— Written task —
Omit all pictures, then retype the data exactly as given.
+++
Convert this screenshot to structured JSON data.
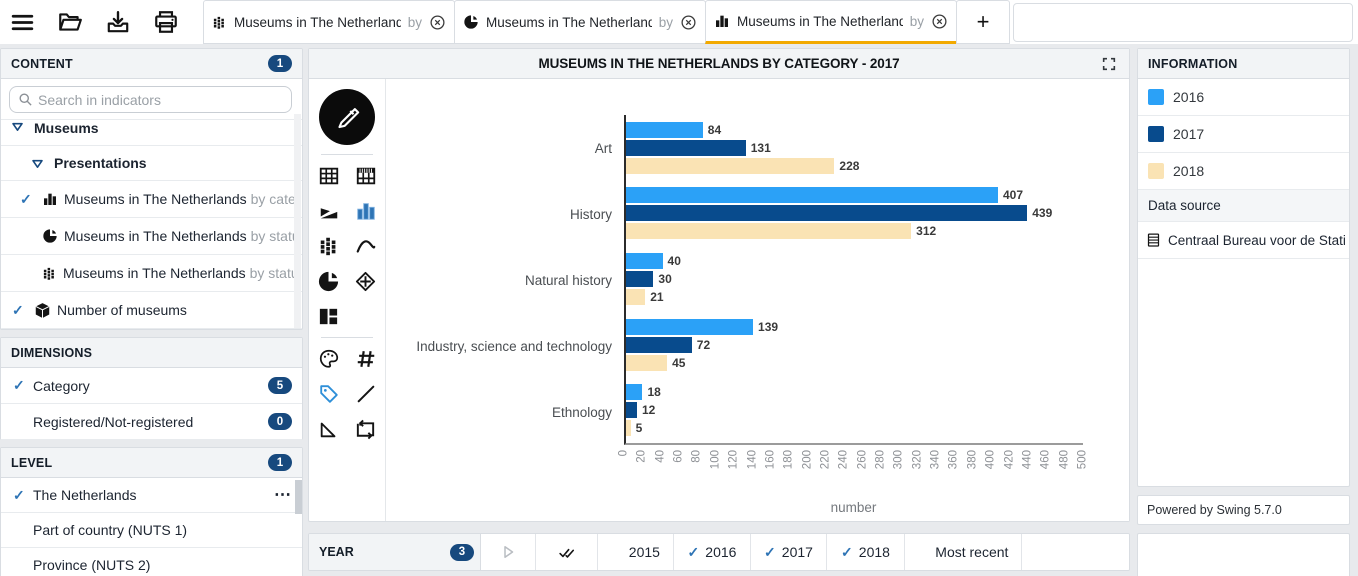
{
  "colors": {
    "accent_orange": "#f2a900",
    "badge_navy": "#17497e",
    "check_blue": "#2e74b5",
    "series_2016": "#2ba1f7",
    "series_2017": "#084b8d",
    "series_2018": "#fae3b4"
  },
  "topbar": {
    "icons": [
      "menu-icon",
      "open-folder-icon",
      "download-icon",
      "print-icon",
      "share-icon"
    ],
    "tabs": [
      {
        "icon": "grid-dots-icon",
        "title": "Museums in The Netherlands",
        "by": "by",
        "active": false
      },
      {
        "icon": "pie-chart-icon",
        "title": "Museums in The Netherlands",
        "by": "by",
        "active": false
      },
      {
        "icon": "bar-chart-icon",
        "title": "Museums in The Netherlands",
        "by": "by",
        "active": true
      }
    ],
    "add_label": "+"
  },
  "sidebar": {
    "content": {
      "title": "CONTENT",
      "badge": "1",
      "search_placeholder": "Search in indicators",
      "folders": [
        {
          "label": "Museums"
        },
        {
          "label": "Presentations"
        }
      ],
      "items": [
        {
          "icon": "bar-chart-icon",
          "label": "Museums in The Netherlands",
          "suffix": "by cate",
          "checked": true
        },
        {
          "icon": "pie-chart-icon",
          "label": "Museums in The Netherlands",
          "suffix": "by statu",
          "checked": false
        },
        {
          "icon": "grid-dots-icon",
          "label": "Museums in The Netherlands",
          "suffix": "by statu",
          "checked": false
        },
        {
          "icon": "cube-icon",
          "label": "Number of museums",
          "suffix": "",
          "checked": true
        }
      ]
    },
    "dimensions": {
      "title": "DIMENSIONS",
      "items": [
        {
          "label": "Category",
          "badge": "5",
          "checked": true
        },
        {
          "label": "Registered/Not-registered",
          "badge": "0",
          "checked": false
        }
      ]
    },
    "level": {
      "title": "LEVEL",
      "badge": "1",
      "more_label": "⋯",
      "items": [
        {
          "label": "The Netherlands",
          "checked": true
        },
        {
          "label": "Part of country (NUTS 1)",
          "checked": false
        },
        {
          "label": "Province (NUTS 2)",
          "checked": false
        }
      ]
    }
  },
  "chart_panel": {
    "title": "MUSEUMS IN THE NETHERLANDS BY CATEGORY - 2017"
  },
  "chart_data": {
    "type": "bar",
    "orientation": "horizontal",
    "title": "MUSEUMS IN THE NETHERLANDS BY CATEGORY - 2017",
    "categories": [
      "Art",
      "History",
      "Natural history",
      "Industry, science and technology",
      "Ethnology"
    ],
    "series": [
      {
        "name": "2016",
        "color": "#2ba1f7",
        "values": [
          84,
          407,
          40,
          139,
          18
        ]
      },
      {
        "name": "2017",
        "color": "#084b8d",
        "values": [
          131,
          439,
          30,
          72,
          12
        ]
      },
      {
        "name": "2018",
        "color": "#fae3b4",
        "values": [
          228,
          312,
          21,
          45,
          5
        ]
      }
    ],
    "xlabel": "number",
    "ylabel": "",
    "xlim": [
      0,
      500
    ],
    "xtick_step": 20,
    "grid": false,
    "value_labels": true,
    "legend_position": "right-panel"
  },
  "info_panel": {
    "title": "INFORMATION",
    "legend": [
      {
        "label": "2016",
        "color": "#2ba1f7"
      },
      {
        "label": "2017",
        "color": "#084b8d"
      },
      {
        "label": "2018",
        "color": "#fae3b4"
      }
    ],
    "data_source_label": "Data source",
    "data_source": "Centraal Bureau voor de Stati",
    "powered_by": "Powered by Swing 5.7.0"
  },
  "year_bar": {
    "title": "YEAR",
    "badge": "3",
    "options": [
      {
        "label": "2015",
        "checked": false
      },
      {
        "label": "2016",
        "checked": true
      },
      {
        "label": "2017",
        "checked": true
      },
      {
        "label": "2018",
        "checked": true
      },
      {
        "label": "Most recent",
        "checked": false
      }
    ]
  }
}
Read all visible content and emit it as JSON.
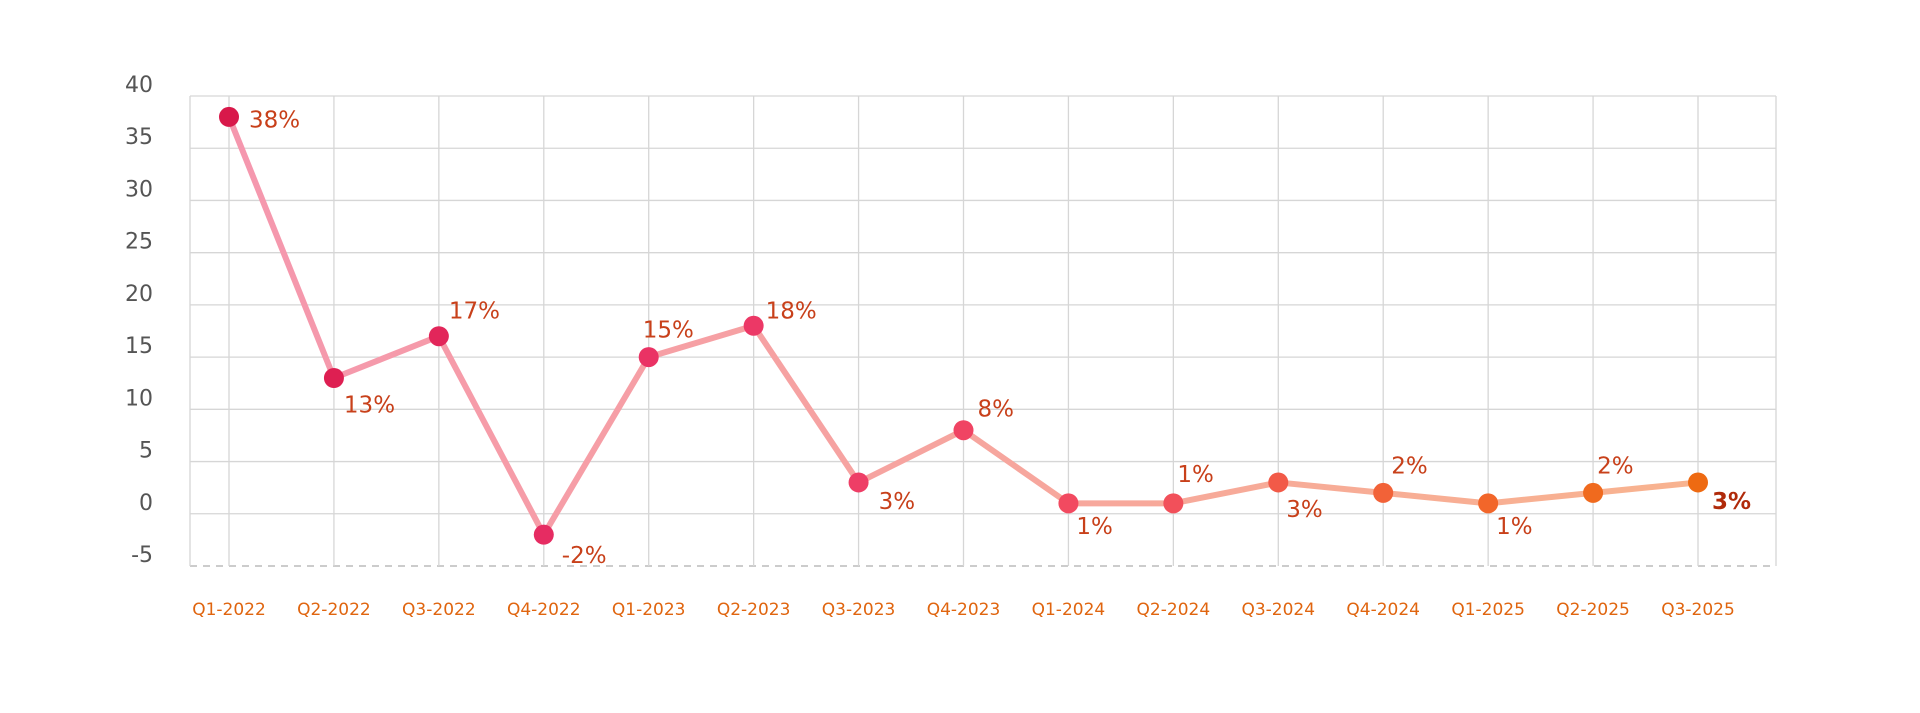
+++
— Response to the exercise —
Convert this screenshot to structured JSON data.
{
  "colors": {
    "accent_orange": "#f2a900",
    "badge_navy": "#17497e",
    "check_blue": "#2e74b5",
    "series_2016": "#2ba1f7",
    "series_2017": "#084b8d",
    "series_2018": "#fae3b4"
  },
  "topbar": {
    "icons": [
      "menu-icon",
      "open-folder-icon",
      "download-icon",
      "print-icon",
      "share-icon"
    ],
    "tabs": [
      {
        "icon": "grid-dots-icon",
        "title": "Museums in The Netherlands",
        "by": "by",
        "active": false
      },
      {
        "icon": "pie-chart-icon",
        "title": "Museums in The Netherlands",
        "by": "by",
        "active": false
      },
      {
        "icon": "bar-chart-icon",
        "title": "Museums in The Netherlands",
        "by": "by",
        "active": true
      }
    ],
    "add_label": "+"
  },
  "sidebar": {
    "content": {
      "title": "CONTENT",
      "badge": "1",
      "search_placeholder": "Search in indicators",
      "folders": [
        {
          "label": "Museums"
        },
        {
          "label": "Presentations"
        }
      ],
      "items": [
        {
          "icon": "bar-chart-icon",
          "label": "Museums in The Netherlands",
          "suffix": "by cate",
          "checked": true
        },
        {
          "icon": "pie-chart-icon",
          "label": "Museums in The Netherlands",
          "suffix": "by statu",
          "checked": false
        },
        {
          "icon": "grid-dots-icon",
          "label": "Museums in The Netherlands",
          "suffix": "by statu",
          "checked": false
        },
        {
          "icon": "cube-icon",
          "label": "Number of museums",
          "suffix": "",
          "checked": true
        }
      ]
    },
    "dimensions": {
      "title": "DIMENSIONS",
      "items": [
        {
          "label": "Category",
          "badge": "5",
          "checked": true
        },
        {
          "label": "Registered/Not-registered",
          "badge": "0",
          "checked": false
        }
      ]
    },
    "level": {
      "title": "LEVEL",
      "badge": "1",
      "more_label": "⋯",
      "items": [
        {
          "label": "The Netherlands",
          "checked": true
        },
        {
          "label": "Part of country (NUTS 1)",
          "checked": false
        },
        {
          "label": "Province (NUTS 2)",
          "checked": false
        }
      ]
    }
  },
  "chart_panel": {
    "title": "MUSEUMS IN THE NETHERLANDS BY CATEGORY - 2017"
  },
  "chart_data": {
    "type": "bar",
    "orientation": "horizontal",
    "title": "MUSEUMS IN THE NETHERLANDS BY CATEGORY - 2017",
    "categories": [
      "Art",
      "History",
      "Natural history",
      "Industry, science and technology",
      "Ethnology"
    ],
    "series": [
      {
        "name": "2016",
        "color": "#2ba1f7",
        "values": [
          84,
          407,
          40,
          139,
          18
        ]
      },
      {
        "name": "2017",
        "color": "#084b8d",
        "values": [
          131,
          439,
          30,
          72,
          12
        ]
      },
      {
        "name": "2018",
        "color": "#fae3b4",
        "values": [
          228,
          312,
          21,
          45,
          5
        ]
      }
    ],
    "xlabel": "number",
    "ylabel": "",
    "xlim": [
      0,
      500
    ],
    "xtick_step": 20,
    "grid": false,
    "value_labels": true,
    "legend_position": "right-panel"
  },
  "info_panel": {
    "title": "INFORMATION",
    "legend": [
      {
        "label": "2016",
        "color": "#2ba1f7"
      },
      {
        "label": "2017",
        "color": "#084b8d"
      },
      {
        "label": "2018",
        "color": "#fae3b4"
      }
    ],
    "data_source_label": "Data source",
    "data_source": "Centraal Bureau voor de Stati",
    "powered_by": "Powered by Swing 5.7.0"
  },
  "year_bar": {
    "title": "YEAR",
    "badge": "3",
    "options": [
      {
        "label": "2015",
        "checked": false
      },
      {
        "label": "2016",
        "checked": true
      },
      {
        "label": "2017",
        "checked": true
      },
      {
        "label": "2018",
        "checked": true
      },
      {
        "label": "Most recent",
        "checked": false
      }
    ]
  }
}
Read all visible content and emit it as JSON.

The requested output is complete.